(A block of data)
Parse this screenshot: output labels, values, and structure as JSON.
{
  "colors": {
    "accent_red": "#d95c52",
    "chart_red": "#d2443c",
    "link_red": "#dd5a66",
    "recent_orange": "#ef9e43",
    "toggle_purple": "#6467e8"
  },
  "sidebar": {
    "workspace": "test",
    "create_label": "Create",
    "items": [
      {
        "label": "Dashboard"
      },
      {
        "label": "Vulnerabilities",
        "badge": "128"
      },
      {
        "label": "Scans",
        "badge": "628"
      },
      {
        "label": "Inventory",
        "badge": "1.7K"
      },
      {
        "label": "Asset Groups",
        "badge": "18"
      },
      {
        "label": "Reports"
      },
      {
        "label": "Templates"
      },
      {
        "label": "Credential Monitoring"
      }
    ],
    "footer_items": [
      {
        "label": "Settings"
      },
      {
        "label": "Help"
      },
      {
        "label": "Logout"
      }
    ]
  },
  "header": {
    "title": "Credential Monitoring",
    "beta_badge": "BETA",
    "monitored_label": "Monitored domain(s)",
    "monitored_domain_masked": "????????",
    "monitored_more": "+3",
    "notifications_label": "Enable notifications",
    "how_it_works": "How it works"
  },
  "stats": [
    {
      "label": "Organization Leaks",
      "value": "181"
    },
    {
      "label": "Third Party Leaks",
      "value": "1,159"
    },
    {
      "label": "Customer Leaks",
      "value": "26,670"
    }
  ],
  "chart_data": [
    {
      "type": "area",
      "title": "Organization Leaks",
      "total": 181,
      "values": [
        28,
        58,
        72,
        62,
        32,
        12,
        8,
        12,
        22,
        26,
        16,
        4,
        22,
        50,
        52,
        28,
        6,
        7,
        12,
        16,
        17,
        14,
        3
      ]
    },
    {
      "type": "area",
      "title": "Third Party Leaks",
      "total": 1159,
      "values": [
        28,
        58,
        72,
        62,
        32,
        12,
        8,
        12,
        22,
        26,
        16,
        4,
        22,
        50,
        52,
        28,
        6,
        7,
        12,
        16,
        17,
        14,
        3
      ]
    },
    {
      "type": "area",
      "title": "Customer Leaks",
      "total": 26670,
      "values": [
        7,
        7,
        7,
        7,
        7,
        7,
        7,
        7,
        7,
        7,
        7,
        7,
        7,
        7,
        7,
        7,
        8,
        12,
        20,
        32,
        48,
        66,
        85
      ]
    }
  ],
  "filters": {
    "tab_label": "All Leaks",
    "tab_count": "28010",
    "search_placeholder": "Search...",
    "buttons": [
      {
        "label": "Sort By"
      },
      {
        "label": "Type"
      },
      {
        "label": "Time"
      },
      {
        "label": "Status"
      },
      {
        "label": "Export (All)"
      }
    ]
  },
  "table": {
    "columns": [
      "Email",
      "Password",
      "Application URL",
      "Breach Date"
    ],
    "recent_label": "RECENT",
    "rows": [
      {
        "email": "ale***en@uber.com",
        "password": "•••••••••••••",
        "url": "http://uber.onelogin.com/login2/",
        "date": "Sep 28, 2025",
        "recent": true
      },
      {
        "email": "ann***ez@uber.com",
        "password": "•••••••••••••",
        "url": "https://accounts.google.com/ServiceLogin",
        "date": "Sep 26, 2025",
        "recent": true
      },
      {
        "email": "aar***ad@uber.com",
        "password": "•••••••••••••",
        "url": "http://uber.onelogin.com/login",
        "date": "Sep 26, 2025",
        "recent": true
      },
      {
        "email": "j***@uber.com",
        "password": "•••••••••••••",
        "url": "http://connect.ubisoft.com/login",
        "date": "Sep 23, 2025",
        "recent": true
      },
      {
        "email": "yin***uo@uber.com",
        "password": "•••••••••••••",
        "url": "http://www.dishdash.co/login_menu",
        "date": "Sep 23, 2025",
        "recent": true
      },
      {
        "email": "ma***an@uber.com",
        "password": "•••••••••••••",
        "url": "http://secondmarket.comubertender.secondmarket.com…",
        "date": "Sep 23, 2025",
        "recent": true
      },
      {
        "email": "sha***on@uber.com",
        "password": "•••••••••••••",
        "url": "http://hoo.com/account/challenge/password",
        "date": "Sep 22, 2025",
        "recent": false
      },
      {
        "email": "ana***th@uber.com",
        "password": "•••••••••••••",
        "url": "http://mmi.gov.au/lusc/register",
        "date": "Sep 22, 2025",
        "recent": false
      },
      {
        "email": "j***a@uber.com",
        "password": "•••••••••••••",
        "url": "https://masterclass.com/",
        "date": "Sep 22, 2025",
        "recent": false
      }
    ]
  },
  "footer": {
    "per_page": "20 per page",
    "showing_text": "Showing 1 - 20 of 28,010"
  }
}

** Goal **
Repeat the records above in full, character for character.

** Solution for this exercise **
Parse this screenshot: output labels, values, and structure as JSON.
{
  "colors": {
    "accent_red": "#d95c52",
    "chart_red": "#d2443c",
    "link_red": "#dd5a66",
    "recent_orange": "#ef9e43",
    "toggle_purple": "#6467e8"
  },
  "sidebar": {
    "workspace": "test",
    "create_label": "Create",
    "items": [
      {
        "label": "Dashboard"
      },
      {
        "label": "Vulnerabilities",
        "badge": "128"
      },
      {
        "label": "Scans",
        "badge": "628"
      },
      {
        "label": "Inventory",
        "badge": "1.7K"
      },
      {
        "label": "Asset Groups",
        "badge": "18"
      },
      {
        "label": "Reports"
      },
      {
        "label": "Templates"
      },
      {
        "label": "Credential Monitoring"
      }
    ],
    "footer_items": [
      {
        "label": "Settings"
      },
      {
        "label": "Help"
      },
      {
        "label": "Logout"
      }
    ]
  },
  "header": {
    "title": "Credential Monitoring",
    "beta_badge": "BETA",
    "monitored_label": "Monitored domain(s)",
    "monitored_domain_masked": "????????",
    "monitored_more": "+3",
    "notifications_label": "Enable notifications",
    "how_it_works": "How it works"
  },
  "stats": [
    {
      "label": "Organization Leaks",
      "value": "181"
    },
    {
      "label": "Third Party Leaks",
      "value": "1,159"
    },
    {
      "label": "Customer Leaks",
      "value": "26,670"
    }
  ],
  "chart_data": [
    {
      "type": "area",
      "title": "Organization Leaks",
      "total": 181,
      "values": [
        28,
        58,
        72,
        62,
        32,
        12,
        8,
        12,
        22,
        26,
        16,
        4,
        22,
        50,
        52,
        28,
        6,
        7,
        12,
        16,
        17,
        14,
        3
      ]
    },
    {
      "type": "area",
      "title": "Third Party Leaks",
      "total": 1159,
      "values": [
        28,
        58,
        72,
        62,
        32,
        12,
        8,
        12,
        22,
        26,
        16,
        4,
        22,
        50,
        52,
        28,
        6,
        7,
        12,
        16,
        17,
        14,
        3
      ]
    },
    {
      "type": "area",
      "title": "Customer Leaks",
      "total": 26670,
      "values": [
        7,
        7,
        7,
        7,
        7,
        7,
        7,
        7,
        7,
        7,
        7,
        7,
        7,
        7,
        7,
        7,
        8,
        12,
        20,
        32,
        48,
        66,
        85
      ]
    }
  ],
  "filters": {
    "tab_label": "All Leaks",
    "tab_count": "28010",
    "search_placeholder": "Search...",
    "buttons": [
      {
        "label": "Sort By"
      },
      {
        "label": "Type"
      },
      {
        "label": "Time"
      },
      {
        "label": "Status"
      },
      {
        "label": "Export (All)"
      }
    ]
  },
  "table": {
    "columns": [
      "Email",
      "Password",
      "Application URL",
      "Breach Date"
    ],
    "recent_label": "RECENT",
    "rows": [
      {
        "email": "ale***en@uber.com",
        "password": "•••••••••••••",
        "url": "http://uber.onelogin.com/login2/",
        "date": "Sep 28, 2025",
        "recent": true
      },
      {
        "email": "ann***ez@uber.com",
        "password": "•••••••••••••",
        "url": "https://accounts.google.com/ServiceLogin",
        "date": "Sep 26, 2025",
        "recent": true
      },
      {
        "email": "aar***ad@uber.com",
        "password": "•••••••••••••",
        "url": "http://uber.onelogin.com/login",
        "date": "Sep 26, 2025",
        "recent": true
      },
      {
        "email": "j***@uber.com",
        "password": "•••••••••••••",
        "url": "http://connect.ubisoft.com/login",
        "date": "Sep 23, 2025",
        "recent": true
      },
      {
        "email": "yin***uo@uber.com",
        "password": "•••••••••••••",
        "url": "http://www.dishdash.co/login_menu",
        "date": "Sep 23, 2025",
        "recent": true
      },
      {
        "email": "ma***an@uber.com",
        "password": "•••••••••••••",
        "url": "http://secondmarket.comubertender.secondmarket.com…",
        "date": "Sep 23, 2025",
        "recent": true
      },
      {
        "email": "sha***on@uber.com",
        "password": "•••••••••••••",
        "url": "http://hoo.com/account/challenge/password",
        "date": "Sep 22, 2025",
        "recent": false
      },
      {
        "email": "ana***th@uber.com",
        "password": "•••••••••••••",
        "url": "http://mmi.gov.au/lusc/register",
        "date": "Sep 22, 2025",
        "recent": false
      },
      {
        "email": "j***a@uber.com",
        "password": "•••••••••••••",
        "url": "https://masterclass.com/",
        "date": "Sep 22, 2025",
        "recent": false
      }
    ]
  },
  "footer": {
    "per_page": "20 per page",
    "showing_text": "Showing 1 - 20 of 28,010"
  }
}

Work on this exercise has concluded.